Vyacheslav Kashtanov, who even now organizes people for volunteer workdays at Sandarmokh, is confident that no one except victims of the Great Terror lie in the execution pits there. Kashtanov has not only document proof that executions took place at Sandarmokh but eyewitness testimony as well.

“The Yermolovich family has done a great deal of work on Sandarmokh. Nikolai Yermolovich was editor of the Medvezhyegorsk newspaper Vperyod. He claimed to have spoken with an eyewitness who had been inside the restricted area where the executions occurred. Periodically, the old Povenets road [which passed near the memorial complex] would be closed, and gunshots would be heard in the woods. What we found in the shooting pits themselves, when we unearthed them, was quite recognizable: bodies that had been stripped of clothes and shoes, with typical bullet wounds [to the back of the head].”

Kashtanov is no mere district council employee. He was educated as a historian, and by coincidence, Sergei Verigin was his university classmate. Verigin’s account of executions and burials during the Second World War had come as news to Kashtanov. He admitted that individual Soviet POWs had been executed, but he could not believe mass executions had taken place. When they had visited Medvezhyegorsk, Kashtanov had spoken with Finns about the war and Finnish POW camps, and there was mention of such possibilities during their frank discussions.

“It’s out of the question!” said Kashtanov. “If you examine the layout of the camps, it could not have been a matter of thousands of soldiers executed, because several hundred men were housed there. If we look at the pits [at Sandarmokh], we see they are staggered. This is also evidence of the homogeneity of the executions. Of course, individual executions could have been carried out anywhere. But transporting thousands of people [to Sandarmokh] would have involved unjustifiable risks and costs.”

Kashtanov believes the whole story belittles not only Sandarmokh but also those people who were shot there.


Volunteer workday at Sandarmokh. Photo by Sergei Koltyrin

“Maybe They Want a Sensation?”: The Arguments of Scouts, Local History Buffs, and Historians 
Alexander Osiyev, chair of the Karelian Union of Scouts, came to be interested in the topic of executions of POWs at Sandarmokh almost accidentally. He was involved in the round table at Petrograd State University in June. He showed the audience maps of the front lines and tried to persuade them no executions could have taken place at Sandarmokh during the war. Sergei Verigin rudely interrupted him, saying the scout did not have enough evidence. Osiyev did not give up on the idea, gathering that selfsame evidence in Karelia’s archives.

* **Provided material**
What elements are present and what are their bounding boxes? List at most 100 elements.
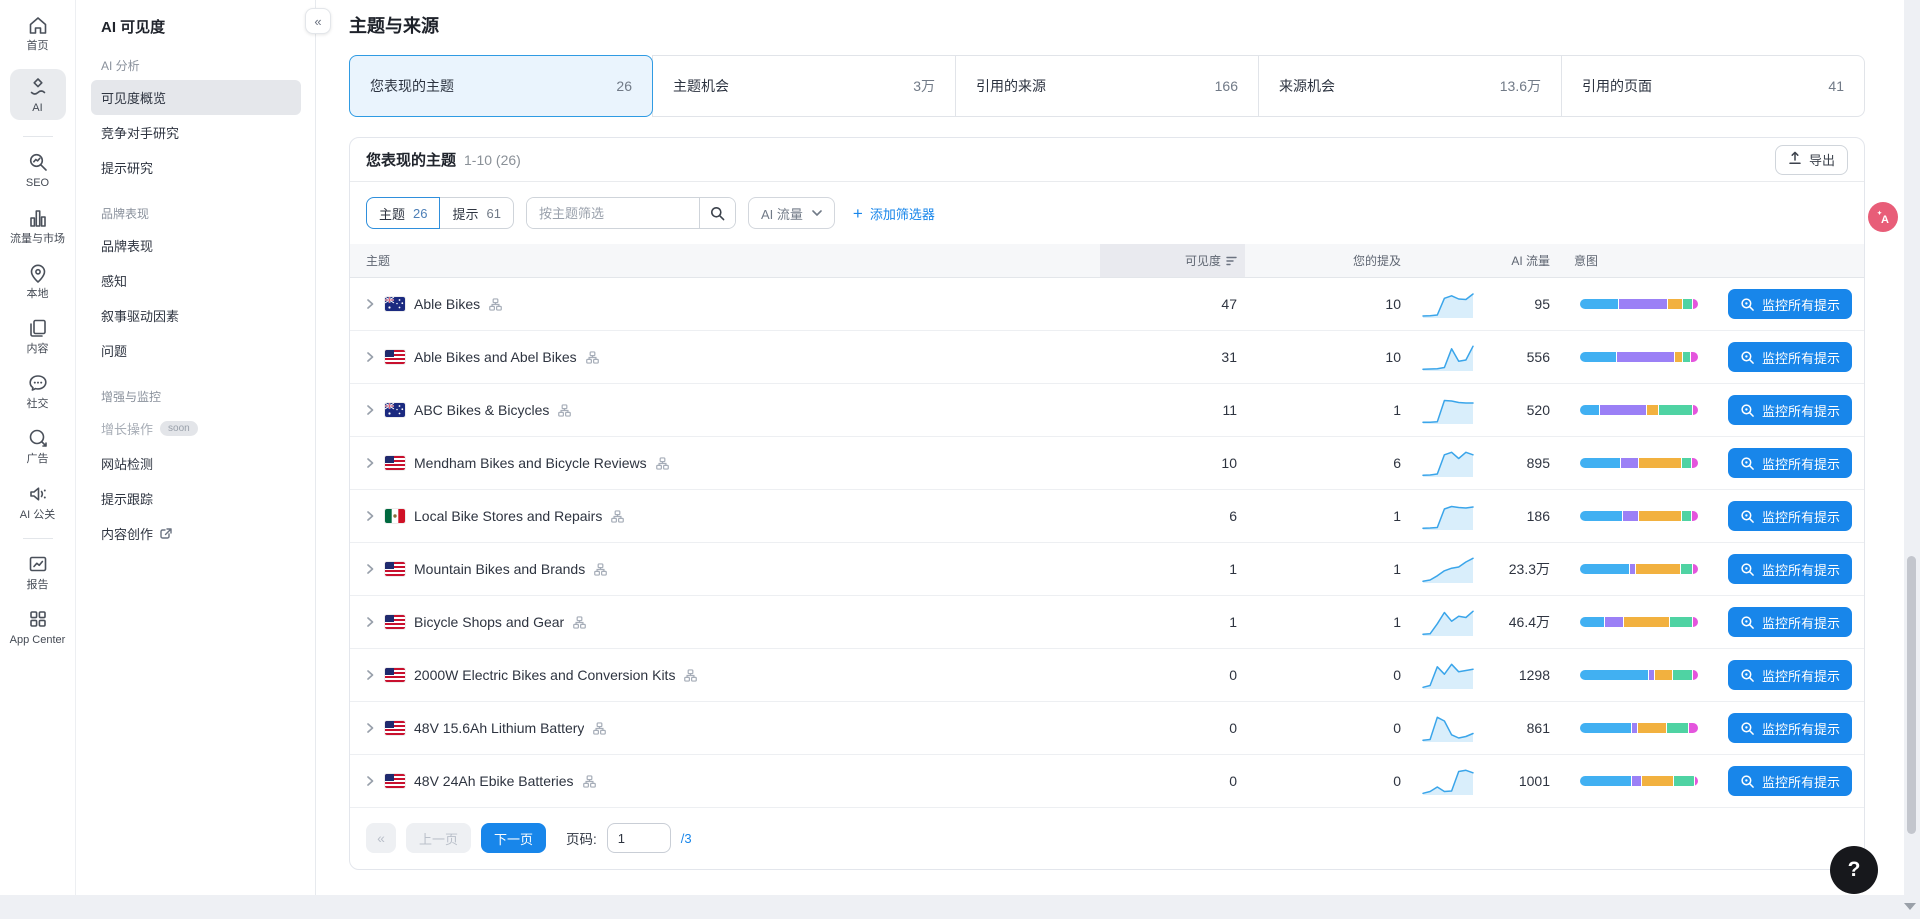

* **Task goal**
For each statement about the Sandarmokh passage, answer yes or no to whether it agrees with the passage, and quote the passage's deciding words: (a) Nikolai Yermolovich edited a newspaper in Medvezhyegorsk. (b) Kashtanov denied that any Soviet POWs had been executed. (c) Osiyev abandoned the idea after Verigin interrupted him. The lines come from a different source than the passage about Sandarmokh.

* **Result of the exercise**
(a) Yes: "Nikolai Yermolovich was editor of the Medvezhyegorsk newspaper Vperyod."
(b) No: "He admitted that individual Soviet POWs had been executed"
(c) No: "Osiyev did not give up on the idea"